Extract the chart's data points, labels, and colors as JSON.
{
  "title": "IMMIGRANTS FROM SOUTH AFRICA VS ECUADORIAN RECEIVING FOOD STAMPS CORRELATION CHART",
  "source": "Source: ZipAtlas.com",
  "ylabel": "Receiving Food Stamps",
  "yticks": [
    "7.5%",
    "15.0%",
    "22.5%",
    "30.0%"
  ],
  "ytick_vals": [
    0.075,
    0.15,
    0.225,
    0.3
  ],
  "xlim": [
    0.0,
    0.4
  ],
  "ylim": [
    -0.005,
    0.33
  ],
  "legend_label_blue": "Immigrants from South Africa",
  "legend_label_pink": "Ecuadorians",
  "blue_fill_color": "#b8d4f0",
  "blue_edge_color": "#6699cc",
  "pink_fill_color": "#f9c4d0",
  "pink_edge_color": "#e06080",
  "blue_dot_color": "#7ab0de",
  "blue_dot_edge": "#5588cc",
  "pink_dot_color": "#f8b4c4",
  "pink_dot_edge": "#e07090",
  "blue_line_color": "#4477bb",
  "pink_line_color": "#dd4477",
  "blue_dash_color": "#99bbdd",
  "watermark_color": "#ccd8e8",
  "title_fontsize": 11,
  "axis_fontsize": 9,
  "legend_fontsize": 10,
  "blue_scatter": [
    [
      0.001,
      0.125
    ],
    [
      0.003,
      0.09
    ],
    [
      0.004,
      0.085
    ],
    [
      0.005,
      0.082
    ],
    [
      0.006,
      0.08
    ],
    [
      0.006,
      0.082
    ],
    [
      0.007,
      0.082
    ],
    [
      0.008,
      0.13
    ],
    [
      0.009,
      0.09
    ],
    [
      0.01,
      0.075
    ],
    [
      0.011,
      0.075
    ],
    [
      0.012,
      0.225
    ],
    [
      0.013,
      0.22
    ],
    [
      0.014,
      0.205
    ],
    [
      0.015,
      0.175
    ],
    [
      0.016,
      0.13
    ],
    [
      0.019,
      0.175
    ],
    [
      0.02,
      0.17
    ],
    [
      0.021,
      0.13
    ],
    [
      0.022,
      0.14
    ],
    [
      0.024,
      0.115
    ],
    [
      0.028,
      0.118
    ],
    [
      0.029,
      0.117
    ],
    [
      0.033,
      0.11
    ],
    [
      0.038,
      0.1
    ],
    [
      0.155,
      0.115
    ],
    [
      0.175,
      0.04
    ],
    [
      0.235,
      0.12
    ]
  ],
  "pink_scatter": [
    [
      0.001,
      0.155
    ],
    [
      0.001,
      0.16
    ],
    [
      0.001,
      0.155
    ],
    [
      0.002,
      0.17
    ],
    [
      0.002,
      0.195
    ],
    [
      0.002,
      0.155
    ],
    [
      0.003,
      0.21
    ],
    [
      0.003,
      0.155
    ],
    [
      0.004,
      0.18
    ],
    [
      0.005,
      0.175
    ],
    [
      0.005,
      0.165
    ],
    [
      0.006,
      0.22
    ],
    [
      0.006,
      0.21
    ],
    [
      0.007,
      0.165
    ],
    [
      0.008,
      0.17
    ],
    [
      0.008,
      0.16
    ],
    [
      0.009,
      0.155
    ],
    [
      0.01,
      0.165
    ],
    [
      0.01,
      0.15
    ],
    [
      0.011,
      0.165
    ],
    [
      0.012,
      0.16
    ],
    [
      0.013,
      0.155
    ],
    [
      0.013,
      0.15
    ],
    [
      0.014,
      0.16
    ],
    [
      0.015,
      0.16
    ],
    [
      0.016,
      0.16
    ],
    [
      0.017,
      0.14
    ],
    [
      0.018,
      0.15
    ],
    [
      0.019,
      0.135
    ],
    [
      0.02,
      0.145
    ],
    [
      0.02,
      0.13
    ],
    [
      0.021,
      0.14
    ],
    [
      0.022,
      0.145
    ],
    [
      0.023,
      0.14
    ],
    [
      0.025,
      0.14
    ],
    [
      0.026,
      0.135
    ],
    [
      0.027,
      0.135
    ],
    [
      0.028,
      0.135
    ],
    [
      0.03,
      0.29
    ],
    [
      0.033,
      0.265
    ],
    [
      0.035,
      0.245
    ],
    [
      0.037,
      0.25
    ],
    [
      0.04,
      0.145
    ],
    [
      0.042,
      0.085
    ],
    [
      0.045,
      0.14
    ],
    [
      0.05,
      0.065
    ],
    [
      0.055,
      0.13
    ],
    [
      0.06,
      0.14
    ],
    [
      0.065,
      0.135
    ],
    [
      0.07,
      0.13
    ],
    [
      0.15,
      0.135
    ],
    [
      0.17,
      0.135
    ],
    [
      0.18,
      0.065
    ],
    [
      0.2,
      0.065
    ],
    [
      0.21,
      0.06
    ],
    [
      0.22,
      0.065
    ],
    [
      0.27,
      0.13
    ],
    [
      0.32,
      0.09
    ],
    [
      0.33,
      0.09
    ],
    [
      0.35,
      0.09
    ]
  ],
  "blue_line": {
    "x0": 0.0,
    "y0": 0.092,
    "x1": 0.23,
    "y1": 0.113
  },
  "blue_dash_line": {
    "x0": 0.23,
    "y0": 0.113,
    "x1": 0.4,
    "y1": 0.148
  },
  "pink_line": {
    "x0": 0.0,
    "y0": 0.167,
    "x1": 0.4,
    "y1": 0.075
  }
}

**Directions for this task**
Repeat every record, keeping each word and mark exactly as it is.

**Answer to this problem**
Extract the chart's data points, labels, and colors as JSON.
{
  "title": "IMMIGRANTS FROM SOUTH AFRICA VS ECUADORIAN RECEIVING FOOD STAMPS CORRELATION CHART",
  "source": "Source: ZipAtlas.com",
  "ylabel": "Receiving Food Stamps",
  "yticks": [
    "7.5%",
    "15.0%",
    "22.5%",
    "30.0%"
  ],
  "ytick_vals": [
    0.075,
    0.15,
    0.225,
    0.3
  ],
  "xlim": [
    0.0,
    0.4
  ],
  "ylim": [
    -0.005,
    0.33
  ],
  "legend_label_blue": "Immigrants from South Africa",
  "legend_label_pink": "Ecuadorians",
  "blue_fill_color": "#b8d4f0",
  "blue_edge_color": "#6699cc",
  "pink_fill_color": "#f9c4d0",
  "pink_edge_color": "#e06080",
  "blue_dot_color": "#7ab0de",
  "blue_dot_edge": "#5588cc",
  "pink_dot_color": "#f8b4c4",
  "pink_dot_edge": "#e07090",
  "blue_line_color": "#4477bb",
  "pink_line_color": "#dd4477",
  "blue_dash_color": "#99bbdd",
  "watermark_color": "#ccd8e8",
  "title_fontsize": 11,
  "axis_fontsize": 9,
  "legend_fontsize": 10,
  "blue_scatter": [
    [
      0.001,
      0.125
    ],
    [
      0.003,
      0.09
    ],
    [
      0.004,
      0.085
    ],
    [
      0.005,
      0.082
    ],
    [
      0.006,
      0.08
    ],
    [
      0.006,
      0.082
    ],
    [
      0.007,
      0.082
    ],
    [
      0.008,
      0.13
    ],
    [
      0.009,
      0.09
    ],
    [
      0.01,
      0.075
    ],
    [
      0.011,
      0.075
    ],
    [
      0.012,
      0.225
    ],
    [
      0.013,
      0.22
    ],
    [
      0.014,
      0.205
    ],
    [
      0.015,
      0.175
    ],
    [
      0.016,
      0.13
    ],
    [
      0.019,
      0.175
    ],
    [
      0.02,
      0.17
    ],
    [
      0.021,
      0.13
    ],
    [
      0.022,
      0.14
    ],
    [
      0.024,
      0.115
    ],
    [
      0.028,
      0.118
    ],
    [
      0.029,
      0.117
    ],
    [
      0.033,
      0.11
    ],
    [
      0.038,
      0.1
    ],
    [
      0.155,
      0.115
    ],
    [
      0.175,
      0.04
    ],
    [
      0.235,
      0.12
    ]
  ],
  "pink_scatter": [
    [
      0.001,
      0.155
    ],
    [
      0.001,
      0.16
    ],
    [
      0.001,
      0.155
    ],
    [
      0.002,
      0.17
    ],
    [
      0.002,
      0.195
    ],
    [
      0.002,
      0.155
    ],
    [
      0.003,
      0.21
    ],
    [
      0.003,
      0.155
    ],
    [
      0.004,
      0.18
    ],
    [
      0.005,
      0.175
    ],
    [
      0.005,
      0.165
    ],
    [
      0.006,
      0.22
    ],
    [
      0.006,
      0.21
    ],
    [
      0.007,
      0.165
    ],
    [
      0.008,
      0.17
    ],
    [
      0.008,
      0.16
    ],
    [
      0.009,
      0.155
    ],
    [
      0.01,
      0.165
    ],
    [
      0.01,
      0.15
    ],
    [
      0.011,
      0.165
    ],
    [
      0.012,
      0.16
    ],
    [
      0.013,
      0.155
    ],
    [
      0.013,
      0.15
    ],
    [
      0.014,
      0.16
    ],
    [
      0.015,
      0.16
    ],
    [
      0.016,
      0.16
    ],
    [
      0.017,
      0.14
    ],
    [
      0.018,
      0.15
    ],
    [
      0.019,
      0.135
    ],
    [
      0.02,
      0.145
    ],
    [
      0.02,
      0.13
    ],
    [
      0.021,
      0.14
    ],
    [
      0.022,
      0.145
    ],
    [
      0.023,
      0.14
    ],
    [
      0.025,
      0.14
    ],
    [
      0.026,
      0.135
    ],
    [
      0.027,
      0.135
    ],
    [
      0.028,
      0.135
    ],
    [
      0.03,
      0.29
    ],
    [
      0.033,
      0.265
    ],
    [
      0.035,
      0.245
    ],
    [
      0.037,
      0.25
    ],
    [
      0.04,
      0.145
    ],
    [
      0.042,
      0.085
    ],
    [
      0.045,
      0.14
    ],
    [
      0.05,
      0.065
    ],
    [
      0.055,
      0.13
    ],
    [
      0.06,
      0.14
    ],
    [
      0.065,
      0.135
    ],
    [
      0.07,
      0.13
    ],
    [
      0.15,
      0.135
    ],
    [
      0.17,
      0.135
    ],
    [
      0.18,
      0.065
    ],
    [
      0.2,
      0.065
    ],
    [
      0.21,
      0.06
    ],
    [
      0.22,
      0.065
    ],
    [
      0.27,
      0.13
    ],
    [
      0.32,
      0.09
    ],
    [
      0.33,
      0.09
    ],
    [
      0.35,
      0.09
    ]
  ],
  "blue_line": {
    "x0": 0.0,
    "y0": 0.092,
    "x1": 0.23,
    "y1": 0.113
  },
  "blue_dash_line": {
    "x0": 0.23,
    "y0": 0.113,
    "x1": 0.4,
    "y1": 0.148
  },
  "pink_line": {
    "x0": 0.0,
    "y0": 0.167,
    "x1": 0.4,
    "y1": 0.075
  }
}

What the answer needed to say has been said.